Going through the material below, please gather all lines with the word "kell" in them.

===== PROVIDED DATA

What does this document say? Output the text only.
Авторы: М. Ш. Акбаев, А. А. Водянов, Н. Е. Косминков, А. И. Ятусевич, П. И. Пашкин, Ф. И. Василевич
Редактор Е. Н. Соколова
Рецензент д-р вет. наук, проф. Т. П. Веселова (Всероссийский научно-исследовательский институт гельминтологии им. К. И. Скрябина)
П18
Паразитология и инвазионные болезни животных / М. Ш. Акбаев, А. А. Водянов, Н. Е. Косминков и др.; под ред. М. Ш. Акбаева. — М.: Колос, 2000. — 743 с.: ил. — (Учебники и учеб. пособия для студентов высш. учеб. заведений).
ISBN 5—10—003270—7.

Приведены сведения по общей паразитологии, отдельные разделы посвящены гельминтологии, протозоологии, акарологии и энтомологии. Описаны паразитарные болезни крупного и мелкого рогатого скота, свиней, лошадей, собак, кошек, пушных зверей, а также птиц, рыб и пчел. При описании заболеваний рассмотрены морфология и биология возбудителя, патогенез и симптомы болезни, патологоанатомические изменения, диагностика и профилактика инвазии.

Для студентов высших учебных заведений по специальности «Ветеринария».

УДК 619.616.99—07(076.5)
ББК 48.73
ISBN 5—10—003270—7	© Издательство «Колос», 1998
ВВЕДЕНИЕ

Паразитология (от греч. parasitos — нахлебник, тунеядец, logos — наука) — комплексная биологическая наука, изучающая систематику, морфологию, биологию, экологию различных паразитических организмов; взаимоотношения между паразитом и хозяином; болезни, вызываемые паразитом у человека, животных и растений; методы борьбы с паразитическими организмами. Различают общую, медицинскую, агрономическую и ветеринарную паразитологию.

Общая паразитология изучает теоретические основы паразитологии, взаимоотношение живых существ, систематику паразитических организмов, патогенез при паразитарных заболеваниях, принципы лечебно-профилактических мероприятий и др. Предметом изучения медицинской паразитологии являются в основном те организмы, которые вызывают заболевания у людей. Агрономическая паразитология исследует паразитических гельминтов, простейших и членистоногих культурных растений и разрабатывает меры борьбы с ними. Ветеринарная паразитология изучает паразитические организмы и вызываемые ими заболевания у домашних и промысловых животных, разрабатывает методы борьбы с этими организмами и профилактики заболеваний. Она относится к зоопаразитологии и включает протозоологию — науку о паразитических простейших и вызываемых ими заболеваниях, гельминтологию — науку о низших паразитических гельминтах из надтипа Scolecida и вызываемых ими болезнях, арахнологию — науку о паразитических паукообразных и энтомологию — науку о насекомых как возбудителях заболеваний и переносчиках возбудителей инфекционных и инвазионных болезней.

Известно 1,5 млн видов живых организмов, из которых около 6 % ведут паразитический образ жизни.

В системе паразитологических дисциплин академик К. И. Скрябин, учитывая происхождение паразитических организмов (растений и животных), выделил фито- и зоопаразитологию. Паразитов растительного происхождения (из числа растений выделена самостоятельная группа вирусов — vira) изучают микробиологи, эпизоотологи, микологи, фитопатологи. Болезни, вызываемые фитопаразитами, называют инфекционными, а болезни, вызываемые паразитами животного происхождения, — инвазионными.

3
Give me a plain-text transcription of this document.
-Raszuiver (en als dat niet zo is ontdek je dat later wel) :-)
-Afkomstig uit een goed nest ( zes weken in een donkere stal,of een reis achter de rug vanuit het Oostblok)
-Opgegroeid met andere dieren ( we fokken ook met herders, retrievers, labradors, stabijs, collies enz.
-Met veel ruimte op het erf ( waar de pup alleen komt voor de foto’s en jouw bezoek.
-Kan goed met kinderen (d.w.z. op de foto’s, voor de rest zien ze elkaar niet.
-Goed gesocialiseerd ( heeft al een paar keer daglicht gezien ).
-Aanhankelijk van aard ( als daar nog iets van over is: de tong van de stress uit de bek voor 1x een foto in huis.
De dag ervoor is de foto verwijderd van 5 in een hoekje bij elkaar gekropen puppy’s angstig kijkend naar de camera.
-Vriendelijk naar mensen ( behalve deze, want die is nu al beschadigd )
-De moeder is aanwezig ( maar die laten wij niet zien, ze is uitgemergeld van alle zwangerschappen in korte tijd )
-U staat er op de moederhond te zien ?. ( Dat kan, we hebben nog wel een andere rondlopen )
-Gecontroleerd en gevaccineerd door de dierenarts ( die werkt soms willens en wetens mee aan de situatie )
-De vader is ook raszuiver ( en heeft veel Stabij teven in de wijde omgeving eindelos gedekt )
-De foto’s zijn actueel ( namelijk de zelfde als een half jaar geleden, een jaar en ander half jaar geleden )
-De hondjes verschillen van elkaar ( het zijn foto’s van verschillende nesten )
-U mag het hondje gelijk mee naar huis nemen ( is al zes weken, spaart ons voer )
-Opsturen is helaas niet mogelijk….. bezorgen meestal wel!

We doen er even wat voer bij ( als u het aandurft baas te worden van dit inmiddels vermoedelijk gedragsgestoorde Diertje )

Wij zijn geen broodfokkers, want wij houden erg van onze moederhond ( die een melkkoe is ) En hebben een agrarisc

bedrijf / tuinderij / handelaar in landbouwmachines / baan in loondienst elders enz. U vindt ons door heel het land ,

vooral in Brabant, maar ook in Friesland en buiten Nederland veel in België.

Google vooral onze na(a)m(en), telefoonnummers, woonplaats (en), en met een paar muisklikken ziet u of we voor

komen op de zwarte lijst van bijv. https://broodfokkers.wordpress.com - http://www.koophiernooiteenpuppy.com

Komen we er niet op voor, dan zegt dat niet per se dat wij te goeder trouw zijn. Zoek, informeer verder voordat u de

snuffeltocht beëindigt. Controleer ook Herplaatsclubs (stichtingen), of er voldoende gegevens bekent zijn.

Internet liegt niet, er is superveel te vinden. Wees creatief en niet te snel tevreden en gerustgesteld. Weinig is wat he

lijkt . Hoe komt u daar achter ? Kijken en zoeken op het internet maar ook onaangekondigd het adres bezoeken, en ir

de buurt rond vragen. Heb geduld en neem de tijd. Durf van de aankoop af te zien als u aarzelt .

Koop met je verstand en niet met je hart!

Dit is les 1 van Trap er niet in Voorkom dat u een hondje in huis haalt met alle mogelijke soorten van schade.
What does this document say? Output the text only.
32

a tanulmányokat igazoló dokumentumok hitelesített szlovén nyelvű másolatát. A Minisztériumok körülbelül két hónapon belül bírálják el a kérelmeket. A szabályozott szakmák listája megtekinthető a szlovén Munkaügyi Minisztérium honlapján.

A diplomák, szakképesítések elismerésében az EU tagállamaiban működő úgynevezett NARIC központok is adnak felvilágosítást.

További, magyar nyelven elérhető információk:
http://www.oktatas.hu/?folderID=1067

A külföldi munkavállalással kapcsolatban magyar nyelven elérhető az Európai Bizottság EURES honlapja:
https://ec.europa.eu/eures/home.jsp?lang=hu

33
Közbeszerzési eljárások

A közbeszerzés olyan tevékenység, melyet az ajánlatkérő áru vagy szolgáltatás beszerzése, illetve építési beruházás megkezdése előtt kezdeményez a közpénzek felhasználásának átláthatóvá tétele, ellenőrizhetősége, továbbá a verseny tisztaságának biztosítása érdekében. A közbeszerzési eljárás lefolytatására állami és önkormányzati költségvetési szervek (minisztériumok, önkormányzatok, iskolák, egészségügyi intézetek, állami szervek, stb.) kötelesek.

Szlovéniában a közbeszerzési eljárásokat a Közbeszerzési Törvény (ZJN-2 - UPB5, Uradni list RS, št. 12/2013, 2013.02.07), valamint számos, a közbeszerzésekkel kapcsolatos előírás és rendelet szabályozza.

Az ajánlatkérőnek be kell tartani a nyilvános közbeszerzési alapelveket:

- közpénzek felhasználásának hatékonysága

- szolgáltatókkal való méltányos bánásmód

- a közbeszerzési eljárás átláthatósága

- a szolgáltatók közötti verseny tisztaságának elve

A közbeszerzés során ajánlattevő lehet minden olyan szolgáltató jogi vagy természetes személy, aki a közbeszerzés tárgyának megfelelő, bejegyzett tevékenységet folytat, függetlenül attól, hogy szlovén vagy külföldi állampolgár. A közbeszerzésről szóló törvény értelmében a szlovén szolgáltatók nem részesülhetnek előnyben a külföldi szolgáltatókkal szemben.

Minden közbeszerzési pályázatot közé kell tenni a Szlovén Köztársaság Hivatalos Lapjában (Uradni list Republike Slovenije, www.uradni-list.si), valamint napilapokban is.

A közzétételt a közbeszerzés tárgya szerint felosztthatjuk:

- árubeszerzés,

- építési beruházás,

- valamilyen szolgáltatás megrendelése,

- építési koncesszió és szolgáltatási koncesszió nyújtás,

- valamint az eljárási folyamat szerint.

==========

» EXERCISE RESPONSE:
Az ajánlatkérőnek be kell tartani a nyilvános közbeszerzési alapelveket:
Minden közbeszerzési pályázatot közé kell tenni a Szlovén Köztársaság Hivatalos Lapjában (Uradni list Republike Slovenije, www.uradni-list.si), valamint napilapokban is.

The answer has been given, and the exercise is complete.